Task prompt
Locate the line that contains "Enumerate this screenshot's" in the entries below. Retype it and all following lines through the final one, character for character.

Dataset records

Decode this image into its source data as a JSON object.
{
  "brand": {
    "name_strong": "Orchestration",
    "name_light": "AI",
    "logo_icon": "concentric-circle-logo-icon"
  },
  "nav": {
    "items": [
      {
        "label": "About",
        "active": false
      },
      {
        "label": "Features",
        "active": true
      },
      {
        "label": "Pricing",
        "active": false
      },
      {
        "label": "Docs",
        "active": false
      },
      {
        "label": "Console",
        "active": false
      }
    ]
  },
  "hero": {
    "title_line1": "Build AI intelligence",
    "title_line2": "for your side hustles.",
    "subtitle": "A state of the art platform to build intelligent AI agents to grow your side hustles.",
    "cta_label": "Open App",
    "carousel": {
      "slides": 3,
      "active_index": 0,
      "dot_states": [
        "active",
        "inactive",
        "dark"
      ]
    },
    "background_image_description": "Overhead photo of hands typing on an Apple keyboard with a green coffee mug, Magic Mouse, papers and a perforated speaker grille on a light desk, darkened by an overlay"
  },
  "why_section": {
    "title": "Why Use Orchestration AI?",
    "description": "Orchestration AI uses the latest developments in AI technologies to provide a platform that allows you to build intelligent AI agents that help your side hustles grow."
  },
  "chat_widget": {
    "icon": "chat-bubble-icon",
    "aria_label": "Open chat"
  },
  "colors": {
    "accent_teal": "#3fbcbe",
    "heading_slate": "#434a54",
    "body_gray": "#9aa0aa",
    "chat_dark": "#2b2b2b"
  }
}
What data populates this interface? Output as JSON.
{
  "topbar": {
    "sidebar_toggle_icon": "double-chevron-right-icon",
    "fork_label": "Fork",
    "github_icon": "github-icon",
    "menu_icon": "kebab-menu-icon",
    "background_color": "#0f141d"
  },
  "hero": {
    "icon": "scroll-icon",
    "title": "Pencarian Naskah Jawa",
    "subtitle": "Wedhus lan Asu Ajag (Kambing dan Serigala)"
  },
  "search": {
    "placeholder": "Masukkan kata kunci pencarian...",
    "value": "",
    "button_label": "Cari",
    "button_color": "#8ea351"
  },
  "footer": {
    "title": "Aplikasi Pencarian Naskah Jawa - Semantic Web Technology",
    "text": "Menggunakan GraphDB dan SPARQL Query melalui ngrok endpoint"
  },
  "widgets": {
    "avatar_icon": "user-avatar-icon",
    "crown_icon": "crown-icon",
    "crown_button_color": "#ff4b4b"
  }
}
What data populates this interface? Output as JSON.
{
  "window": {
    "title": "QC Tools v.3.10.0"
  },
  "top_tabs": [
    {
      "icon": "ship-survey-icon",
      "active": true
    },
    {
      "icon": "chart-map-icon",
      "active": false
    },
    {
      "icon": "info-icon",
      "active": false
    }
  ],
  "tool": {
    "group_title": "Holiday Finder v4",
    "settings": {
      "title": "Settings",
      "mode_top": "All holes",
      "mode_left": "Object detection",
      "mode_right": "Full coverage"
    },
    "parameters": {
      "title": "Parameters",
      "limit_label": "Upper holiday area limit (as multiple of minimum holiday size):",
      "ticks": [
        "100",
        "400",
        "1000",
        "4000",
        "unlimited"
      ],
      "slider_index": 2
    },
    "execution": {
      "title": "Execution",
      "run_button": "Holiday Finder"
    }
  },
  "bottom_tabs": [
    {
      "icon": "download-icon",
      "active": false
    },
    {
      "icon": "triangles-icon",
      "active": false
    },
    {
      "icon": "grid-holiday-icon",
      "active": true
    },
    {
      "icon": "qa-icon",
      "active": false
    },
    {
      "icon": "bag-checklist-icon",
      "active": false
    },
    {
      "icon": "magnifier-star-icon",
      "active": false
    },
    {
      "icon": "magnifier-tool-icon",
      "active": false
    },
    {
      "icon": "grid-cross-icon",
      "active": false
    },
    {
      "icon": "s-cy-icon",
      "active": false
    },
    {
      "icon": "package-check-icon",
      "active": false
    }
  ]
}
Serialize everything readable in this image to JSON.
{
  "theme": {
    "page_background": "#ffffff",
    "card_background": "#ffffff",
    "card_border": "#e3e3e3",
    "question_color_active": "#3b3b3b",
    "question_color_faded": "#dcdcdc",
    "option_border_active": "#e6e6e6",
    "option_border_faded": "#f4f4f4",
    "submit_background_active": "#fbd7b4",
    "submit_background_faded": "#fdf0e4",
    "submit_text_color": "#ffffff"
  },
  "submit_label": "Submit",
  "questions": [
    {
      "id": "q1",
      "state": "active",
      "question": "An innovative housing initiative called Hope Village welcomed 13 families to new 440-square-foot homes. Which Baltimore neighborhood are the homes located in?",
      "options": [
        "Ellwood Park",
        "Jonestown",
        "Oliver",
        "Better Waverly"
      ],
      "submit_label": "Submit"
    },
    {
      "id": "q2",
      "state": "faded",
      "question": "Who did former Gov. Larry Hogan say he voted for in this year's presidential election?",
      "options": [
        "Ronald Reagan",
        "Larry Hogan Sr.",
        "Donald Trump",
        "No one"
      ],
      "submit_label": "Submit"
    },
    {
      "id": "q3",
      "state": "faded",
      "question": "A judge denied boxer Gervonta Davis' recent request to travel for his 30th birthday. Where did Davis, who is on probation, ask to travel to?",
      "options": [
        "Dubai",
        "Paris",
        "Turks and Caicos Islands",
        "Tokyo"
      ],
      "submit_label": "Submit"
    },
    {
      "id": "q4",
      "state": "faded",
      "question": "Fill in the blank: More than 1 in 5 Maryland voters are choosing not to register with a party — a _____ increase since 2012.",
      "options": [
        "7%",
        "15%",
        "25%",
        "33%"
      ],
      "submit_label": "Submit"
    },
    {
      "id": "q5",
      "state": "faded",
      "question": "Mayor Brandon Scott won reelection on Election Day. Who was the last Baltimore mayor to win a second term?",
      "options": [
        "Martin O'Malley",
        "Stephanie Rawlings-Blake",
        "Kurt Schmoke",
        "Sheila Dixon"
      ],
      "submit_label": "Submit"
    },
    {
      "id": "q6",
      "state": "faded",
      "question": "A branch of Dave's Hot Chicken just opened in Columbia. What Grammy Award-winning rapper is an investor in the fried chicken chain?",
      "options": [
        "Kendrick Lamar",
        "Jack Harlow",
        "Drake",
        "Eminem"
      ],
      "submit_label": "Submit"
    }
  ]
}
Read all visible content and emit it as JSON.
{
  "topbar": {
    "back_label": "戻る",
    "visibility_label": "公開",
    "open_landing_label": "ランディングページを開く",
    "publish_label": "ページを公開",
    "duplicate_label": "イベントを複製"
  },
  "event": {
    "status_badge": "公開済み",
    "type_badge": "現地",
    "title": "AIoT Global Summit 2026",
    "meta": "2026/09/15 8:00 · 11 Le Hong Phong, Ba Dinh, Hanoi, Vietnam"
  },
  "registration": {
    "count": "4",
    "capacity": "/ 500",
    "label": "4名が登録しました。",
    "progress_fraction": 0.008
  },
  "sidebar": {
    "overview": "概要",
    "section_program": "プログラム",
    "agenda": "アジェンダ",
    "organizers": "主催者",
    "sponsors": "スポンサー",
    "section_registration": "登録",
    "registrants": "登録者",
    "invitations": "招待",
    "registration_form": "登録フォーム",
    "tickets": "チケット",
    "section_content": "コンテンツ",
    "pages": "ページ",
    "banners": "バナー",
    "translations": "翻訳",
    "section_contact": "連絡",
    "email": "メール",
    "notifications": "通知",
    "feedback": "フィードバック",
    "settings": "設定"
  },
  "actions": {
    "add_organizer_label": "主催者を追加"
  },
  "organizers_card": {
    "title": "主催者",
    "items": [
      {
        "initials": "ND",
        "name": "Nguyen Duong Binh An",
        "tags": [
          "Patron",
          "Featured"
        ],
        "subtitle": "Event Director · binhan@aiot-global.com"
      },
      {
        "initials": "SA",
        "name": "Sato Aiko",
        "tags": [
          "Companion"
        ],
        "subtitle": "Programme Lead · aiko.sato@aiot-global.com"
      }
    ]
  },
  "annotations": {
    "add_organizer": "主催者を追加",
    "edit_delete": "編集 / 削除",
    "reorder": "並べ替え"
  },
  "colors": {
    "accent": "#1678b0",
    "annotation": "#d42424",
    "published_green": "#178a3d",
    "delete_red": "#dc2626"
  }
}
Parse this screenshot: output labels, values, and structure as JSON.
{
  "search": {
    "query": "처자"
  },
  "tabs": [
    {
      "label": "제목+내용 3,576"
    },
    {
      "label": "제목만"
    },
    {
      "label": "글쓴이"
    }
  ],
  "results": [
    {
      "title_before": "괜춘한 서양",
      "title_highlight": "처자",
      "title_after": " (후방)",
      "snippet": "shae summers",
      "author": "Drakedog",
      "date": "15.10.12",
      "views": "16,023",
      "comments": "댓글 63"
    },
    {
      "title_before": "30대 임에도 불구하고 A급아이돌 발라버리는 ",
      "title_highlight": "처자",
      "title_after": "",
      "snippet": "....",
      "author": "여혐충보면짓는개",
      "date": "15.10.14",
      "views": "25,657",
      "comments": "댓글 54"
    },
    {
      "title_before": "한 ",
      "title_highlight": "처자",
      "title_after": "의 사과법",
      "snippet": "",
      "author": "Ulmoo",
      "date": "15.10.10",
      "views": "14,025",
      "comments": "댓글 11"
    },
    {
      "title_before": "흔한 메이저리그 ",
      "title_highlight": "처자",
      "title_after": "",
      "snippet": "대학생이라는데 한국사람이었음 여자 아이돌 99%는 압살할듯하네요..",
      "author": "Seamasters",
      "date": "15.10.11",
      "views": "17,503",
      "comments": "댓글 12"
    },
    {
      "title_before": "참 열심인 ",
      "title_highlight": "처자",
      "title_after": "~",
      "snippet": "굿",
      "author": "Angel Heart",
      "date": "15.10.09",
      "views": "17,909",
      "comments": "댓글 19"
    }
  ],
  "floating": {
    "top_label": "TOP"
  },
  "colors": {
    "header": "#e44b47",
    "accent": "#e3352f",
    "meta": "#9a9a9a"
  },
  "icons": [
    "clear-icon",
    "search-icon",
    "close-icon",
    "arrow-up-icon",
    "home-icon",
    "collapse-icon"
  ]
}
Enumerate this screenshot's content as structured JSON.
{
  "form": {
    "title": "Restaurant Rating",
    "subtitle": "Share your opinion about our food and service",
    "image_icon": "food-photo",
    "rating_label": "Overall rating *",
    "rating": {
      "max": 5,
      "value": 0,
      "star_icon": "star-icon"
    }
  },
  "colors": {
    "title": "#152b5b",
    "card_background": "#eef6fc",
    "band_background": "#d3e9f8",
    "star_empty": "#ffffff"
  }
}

Answer to the task
Enumerate this screenshot's content as structured JSON.
{
  "form": {
    "title": "Restaurant Rating",
    "subtitle": "Share your opinion about our food and service",
    "image_icon": "food-photo",
    "rating_label": "Overall rating *",
    "rating": {
      "max": 5,
      "value": 0,
      "star_icon": "star-icon"
    }
  },
  "colors": {
    "title": "#152b5b",
    "card_background": "#eef6fc",
    "band_background": "#d3e9f8",
    "star_empty": "#ffffff"
  }
}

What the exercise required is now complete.